• _What to work on_: The records that follow need to be output exactly as they are.
__________
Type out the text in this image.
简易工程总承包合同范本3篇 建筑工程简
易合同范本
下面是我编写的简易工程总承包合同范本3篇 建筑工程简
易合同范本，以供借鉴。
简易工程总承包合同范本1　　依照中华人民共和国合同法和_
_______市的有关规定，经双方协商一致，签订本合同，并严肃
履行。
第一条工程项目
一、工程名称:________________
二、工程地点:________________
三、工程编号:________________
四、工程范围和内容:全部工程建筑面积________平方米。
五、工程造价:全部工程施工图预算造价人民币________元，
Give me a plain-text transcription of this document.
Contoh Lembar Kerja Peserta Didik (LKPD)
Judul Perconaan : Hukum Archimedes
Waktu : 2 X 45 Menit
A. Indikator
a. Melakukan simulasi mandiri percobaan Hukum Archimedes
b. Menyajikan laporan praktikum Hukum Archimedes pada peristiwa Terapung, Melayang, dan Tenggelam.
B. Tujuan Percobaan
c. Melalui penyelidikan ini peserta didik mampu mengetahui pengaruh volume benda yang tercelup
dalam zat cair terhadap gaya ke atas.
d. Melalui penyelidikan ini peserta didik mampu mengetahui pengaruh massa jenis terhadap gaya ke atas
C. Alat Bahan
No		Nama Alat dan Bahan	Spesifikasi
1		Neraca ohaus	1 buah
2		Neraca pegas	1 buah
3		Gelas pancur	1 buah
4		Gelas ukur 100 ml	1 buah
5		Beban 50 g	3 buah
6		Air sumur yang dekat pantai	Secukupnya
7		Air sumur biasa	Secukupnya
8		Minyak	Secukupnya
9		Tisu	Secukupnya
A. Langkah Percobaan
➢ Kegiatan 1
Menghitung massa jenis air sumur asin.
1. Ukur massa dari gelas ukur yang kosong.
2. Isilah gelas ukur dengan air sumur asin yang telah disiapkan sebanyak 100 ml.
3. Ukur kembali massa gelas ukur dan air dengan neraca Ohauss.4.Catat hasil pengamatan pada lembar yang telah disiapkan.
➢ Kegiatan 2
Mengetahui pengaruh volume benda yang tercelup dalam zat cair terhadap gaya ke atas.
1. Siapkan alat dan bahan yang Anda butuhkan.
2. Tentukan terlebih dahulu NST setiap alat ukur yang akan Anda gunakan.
__________
• _Output for this task_:
Type out the text in this image.
简易工程总承包合同范本3篇 建筑工程简
易合同范本
下面是我编写的简易工程总承包合同范本3篇 建筑工程简
易合同范本，以供借鉴。
简易工程总承包合同范本1　　依照中华人民共和国合同法和_
_______市的有关规定，经双方协商一致，签订本合同，并严肃
履行。
第一条工程项目
一、工程名称:________________
二、工程地点:________________
三、工程编号:________________
四、工程范围和内容:全部工程建筑面积________平方米。
五、工程造价:全部工程施工图预算造价人民币________元，
Give me a plain-text transcription of this document.
Contoh Lembar Kerja Peserta Didik (LKPD)
Judul Perconaan : Hukum Archimedes
Waktu : 2 X 45 Menit
A. Indikator
a. Melakukan simulasi mandiri percobaan Hukum Archimedes
b. Menyajikan laporan praktikum Hukum Archimedes pada peristiwa Terapung, Melayang, dan Tenggelam.
B. Tujuan Percobaan
c. Melalui penyelidikan ini peserta didik mampu mengetahui pengaruh volume benda yang tercelup
dalam zat cair terhadap gaya ke atas.
d. Melalui penyelidikan ini peserta didik mampu mengetahui pengaruh massa jenis terhadap gaya ke atas
C. Alat Bahan
No		Nama Alat dan Bahan	Spesifikasi
1		Neraca ohaus	1 buah
2		Neraca pegas	1 buah
3		Gelas pancur	1 buah
4		Gelas ukur 100 ml	1 buah
5		Beban 50 g	3 buah
6		Air sumur yang dekat pantai	Secukupnya
7		Air sumur biasa	Secukupnya
8		Minyak	Secukupnya
9		Tisu	Secukupnya
A. Langkah Percobaan
➢ Kegiatan 1
Menghitung massa jenis air sumur asin.
1. Ukur massa dari gelas ukur yang kosong.
2. Isilah gelas ukur dengan air sumur asin yang telah disiapkan sebanyak 100 ml.
3. Ukur kembali massa gelas ukur dan air dengan neraca Ohauss.4.Catat hasil pengamatan pada lembar yang telah disiapkan.
➢ Kegiatan 2
Mengetahui pengaruh volume benda yang tercelup dalam zat cair terhadap gaya ke atas.
1. Siapkan alat dan bahan yang Anda butuhkan.
2. Tentukan terlebih dahulu NST setiap alat ukur yang akan Anda gunakan.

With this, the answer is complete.